Written task A → In the forum post about the singles ride, which road was the writer going up when the driver attacked?

# vela bella singles ride and Road Rage



## junglejesus (Nov 20, 2005)

Vella bellas first sat singles road ride was fun, the test to estro lvl was unblanced today but none the less fun. Met some great people and had a nice ride. I departed from the group 3/4 of the way through inorder to take kings mt. to skyline to foster city. on the way up kings mt. I was vehicularly (I know its not a word) assualted. He took a corner at very highspeed cutting the corner in my lane, then swerving to push me off the road. I gave him the heavinly directional signal ( U know the one that points you in the right direction for forgivness) to which he took offense and locked up the brakes to turn around and attempt to physically assualt me. Once I got off my bike he changed his mind and retreated to his car where he actually aimed his car at me and attempted to run me and my bike over. I tossed the bike and was going to pull him out of his car but he grabbed my arm first and accelerated down the hill not letting go of my arm till I shook loose. scarry day but all turned out well.

Data extract →
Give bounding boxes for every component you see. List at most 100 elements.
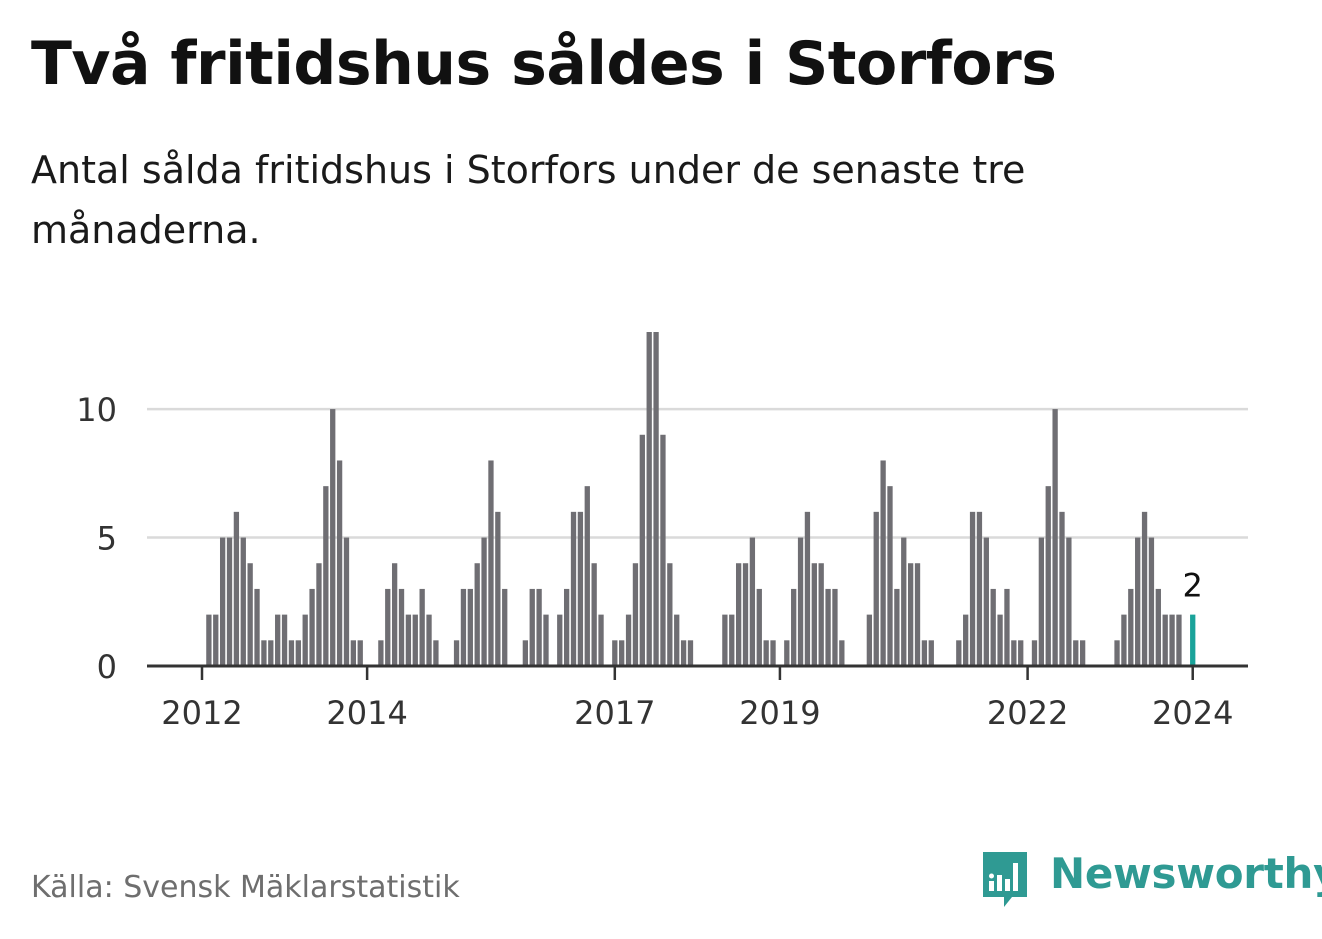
bar — [956, 640, 962, 666]
bar — [797, 537, 804, 666]
bar — [419, 588, 425, 666]
bar — [213, 614, 219, 666]
bar — [295, 640, 301, 666]
bar — [1162, 614, 1168, 666]
bar — [901, 537, 907, 666]
bar — [577, 511, 584, 666]
bar — [357, 640, 363, 666]
bar — [336, 460, 343, 666]
bar-chart: 0 5 10 2 2012 2014 2017 2019 2022 2024 — [76, 332, 1248, 732]
bar — [969, 511, 976, 666]
bar — [1018, 640, 1024, 666]
bar — [261, 640, 267, 666]
bar — [453, 640, 460, 666]
bar — [323, 486, 329, 666]
x-tick-label: 2019 — [739, 694, 820, 732]
bar — [536, 588, 542, 666]
bar — [756, 588, 762, 666]
bar — [1135, 537, 1141, 666]
y-tick-label: 0 — [97, 648, 117, 686]
bar — [309, 588, 315, 666]
bar — [385, 588, 391, 666]
bar — [770, 640, 776, 666]
bar — [391, 563, 398, 666]
bar — [1038, 537, 1045, 666]
bar — [921, 640, 928, 666]
bar — [866, 614, 873, 666]
source-note: Källa: Svensk Mäklarstatistik — [31, 870, 460, 905]
bar — [804, 511, 811, 666]
bar — [529, 588, 535, 666]
bar — [302, 614, 308, 666]
bar — [1052, 409, 1058, 666]
bar — [722, 614, 728, 666]
bar — [405, 614, 412, 666]
bar — [398, 588, 405, 666]
bar — [653, 332, 659, 666]
bar — [914, 563, 921, 666]
bar — [742, 563, 749, 666]
x-tick-label: 2022 — [987, 694, 1068, 732]
bar — [598, 614, 604, 666]
bar-value-label: 2 — [1183, 567, 1203, 605]
bar — [219, 537, 226, 666]
bar — [894, 588, 900, 666]
bar — [570, 511, 577, 666]
bar — [433, 640, 439, 666]
bar — [584, 486, 590, 666]
bar — [543, 614, 549, 666]
bar — [316, 563, 322, 666]
bar — [625, 614, 632, 666]
bar-latest — [1190, 614, 1196, 666]
bar — [226, 537, 233, 666]
bar — [763, 640, 769, 666]
bar — [1114, 640, 1120, 666]
bar — [660, 434, 666, 666]
bar — [557, 614, 563, 666]
bar — [963, 614, 969, 666]
bar — [907, 563, 914, 666]
bar — [502, 588, 508, 666]
newsworthy-logo-icon — [983, 852, 1027, 907]
bar — [832, 588, 838, 666]
bar — [646, 332, 652, 666]
bar — [1176, 614, 1182, 666]
bar — [839, 640, 845, 666]
bar — [467, 588, 473, 666]
bar — [887, 486, 893, 666]
bars: 2 — [206, 332, 1203, 666]
chart-title: Två fritidshus såldes i Storfors — [31, 29, 1057, 99]
bar — [1031, 640, 1038, 666]
bar — [426, 614, 432, 666]
bar — [680, 640, 687, 666]
bar — [990, 588, 996, 666]
bar — [674, 614, 680, 666]
bar — [1079, 640, 1086, 666]
bar — [1148, 537, 1155, 666]
x-tick-label: 2017 — [574, 694, 655, 732]
bar — [791, 588, 797, 666]
bar — [350, 640, 357, 666]
bar — [268, 640, 274, 666]
bar — [1141, 511, 1148, 666]
bar — [488, 460, 494, 666]
bar — [412, 614, 418, 666]
bar — [976, 511, 983, 666]
x-tick-label: 2014 — [326, 694, 407, 732]
bar — [1073, 640, 1079, 666]
bar — [254, 588, 260, 666]
chart-subtitle: Antal sålda fritidshus i Storfors under … — [31, 148, 1026, 252]
bar — [481, 537, 487, 666]
bar — [928, 640, 934, 666]
bar — [233, 511, 240, 666]
bar — [1169, 614, 1175, 666]
bar — [460, 588, 467, 666]
bar — [873, 511, 879, 666]
bar — [1121, 614, 1127, 666]
y-tick-label: 10 — [76, 391, 117, 429]
bar — [1011, 640, 1017, 666]
bar — [378, 640, 384, 666]
bar — [997, 614, 1003, 666]
bar — [735, 563, 742, 666]
bar — [612, 640, 618, 666]
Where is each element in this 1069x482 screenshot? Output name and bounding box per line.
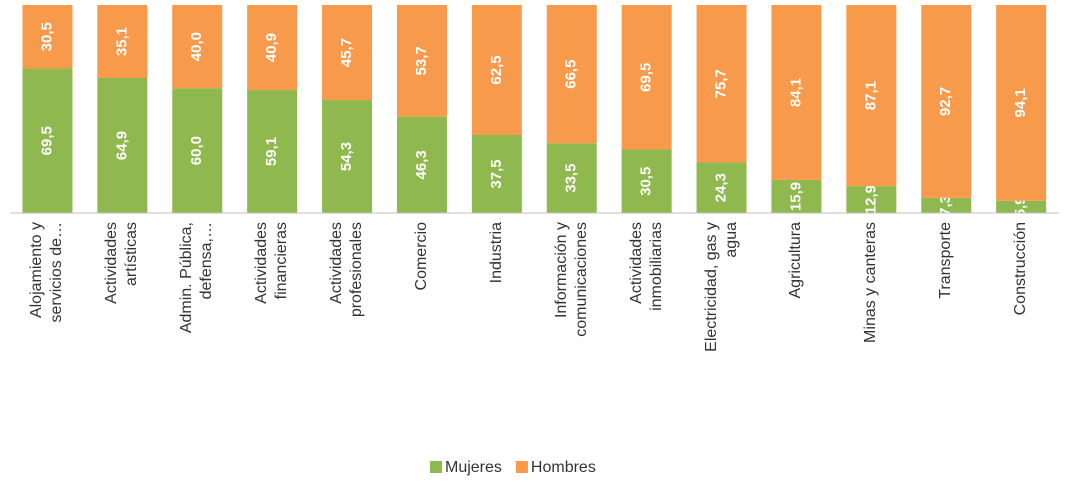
bar-segment	[621, 5, 672, 150]
bar-segment	[22, 68, 73, 213]
data-label: 35,1	[113, 27, 130, 56]
data-label: 62,5	[488, 55, 505, 84]
bar-segment	[247, 5, 298, 91]
legend-label: Mujeres	[445, 459, 502, 476]
data-label: 84,1	[787, 78, 804, 107]
data-label: 37,5	[488, 159, 505, 188]
bar-segment	[996, 200, 1047, 213]
data-label: 40,0	[188, 32, 205, 61]
bar-segment	[322, 5, 373, 101]
bar-segment	[97, 78, 148, 214]
legend-swatch	[515, 461, 528, 473]
x-tick-label: Comercio	[412, 222, 430, 291]
x-tick-label: Minas y canteras	[862, 222, 880, 343]
data-label: 92,7	[937, 87, 954, 116]
data-label: 24,3	[713, 173, 730, 202]
bar-segment	[846, 5, 897, 187]
data-label: 59,1	[263, 137, 280, 166]
data-label: 46,3	[413, 150, 430, 179]
x-tick-label: Industria	[487, 222, 505, 284]
data-label: 87,1	[862, 81, 879, 110]
x-tick-label: Electricidad, gas y agua	[702, 222, 740, 352]
data-label: 53,7	[413, 46, 430, 75]
data-label: 30,5	[638, 167, 655, 196]
x-tick-label: Actividades artísticas	[103, 222, 141, 304]
x-tick-label: Actividades inmobiliarias	[627, 222, 665, 311]
data-label: 12,9	[862, 185, 879, 214]
bar-segment	[696, 162, 747, 213]
bar-segment	[396, 116, 447, 213]
x-tick-label: Alojamiento y servicios de…	[28, 222, 66, 323]
x-tick-label: Agricultura	[787, 222, 805, 299]
data-label: 45,7	[338, 38, 355, 67]
bar-segment	[771, 5, 822, 180]
data-label: 75,7	[713, 69, 730, 98]
data-label: 15,9	[787, 182, 804, 211]
data-label: 30,5	[38, 22, 55, 51]
bar-segment	[471, 135, 522, 213]
bar-segment	[322, 100, 373, 213]
legend-swatch	[430, 461, 442, 473]
bar-segment	[546, 143, 597, 213]
bar-segment	[696, 5, 747, 163]
bar-segment	[621, 149, 672, 213]
data-label: 66,5	[563, 60, 580, 89]
x-tick-label: Admin. Pública, defensa,…	[178, 222, 216, 334]
data-label: 64,9	[113, 131, 130, 160]
bar-segment	[471, 5, 522, 135]
data-label: 7,3	[937, 195, 954, 216]
data-label: 69,5	[638, 63, 655, 92]
x-tick-label: Actividades profesionales	[328, 222, 366, 318]
bar-segment	[396, 5, 447, 117]
bar-segment	[172, 5, 223, 89]
data-label: 40,9	[263, 33, 280, 62]
bar-segment	[247, 90, 298, 213]
bar-segment	[97, 5, 148, 79]
bar-segment	[921, 5, 972, 198]
data-label: 33,5	[563, 164, 580, 193]
bar-segment	[921, 197, 972, 213]
x-tick-label: Construcción	[1012, 222, 1030, 316]
bar-segment	[771, 179, 822, 213]
x-tick-label: Actividades financieras	[253, 222, 291, 304]
data-label: 69,5	[38, 126, 55, 155]
data-label: 60,0	[188, 136, 205, 165]
bar-segment	[22, 5, 73, 69]
bar-segment	[546, 5, 597, 144]
bar-segment	[172, 88, 223, 213]
x-tick-label: Transporte	[937, 222, 955, 299]
bar-segment	[996, 5, 1047, 201]
data-label: 54,3	[338, 142, 355, 171]
data-label: 5,9	[1012, 196, 1029, 217]
legend-label: Hombres	[531, 459, 596, 476]
data-label: 94,1	[1012, 88, 1029, 117]
x-tick-label: Información y comunicaciones	[552, 222, 590, 337]
bar-segment	[846, 186, 897, 213]
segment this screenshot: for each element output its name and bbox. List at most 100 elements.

Written task B → Duplicate the entries from the line with "bar — [956, 640, 962, 666]" up to and including the line with "bar — [1038, 537, 1045, 666]".

Worked answer A → The writer was on the way up kings mt.

Worked answer B →
bar — [956, 640, 962, 666]
bar — [797, 537, 804, 666]
bar — [419, 588, 425, 666]
bar — [213, 614, 219, 666]
bar — [295, 640, 301, 666]
bar — [1162, 614, 1168, 666]
bar — [901, 537, 907, 666]
bar — [577, 511, 584, 666]
bar — [357, 640, 363, 666]
bar — [336, 460, 343, 666]
bar-chart: 0 5 10 2 2012 2014 2017 2019 2022 2024 — [76, 332, 1248, 732]
bar — [969, 511, 976, 666]
bar — [1018, 640, 1024, 666]
bar — [261, 640, 267, 666]
bar — [453, 640, 460, 666]
bar — [323, 486, 329, 666]
x-tick-label: 2019 — [739, 694, 820, 732]
bar — [536, 588, 542, 666]
bar — [756, 588, 762, 666]
bar — [1135, 537, 1141, 666]
y-tick-label: 0 — [97, 648, 117, 686]
bar — [309, 588, 315, 666]
bar — [385, 588, 391, 666]
bar — [770, 640, 776, 666]
bar — [391, 563, 398, 666]
bar — [1038, 537, 1045, 666]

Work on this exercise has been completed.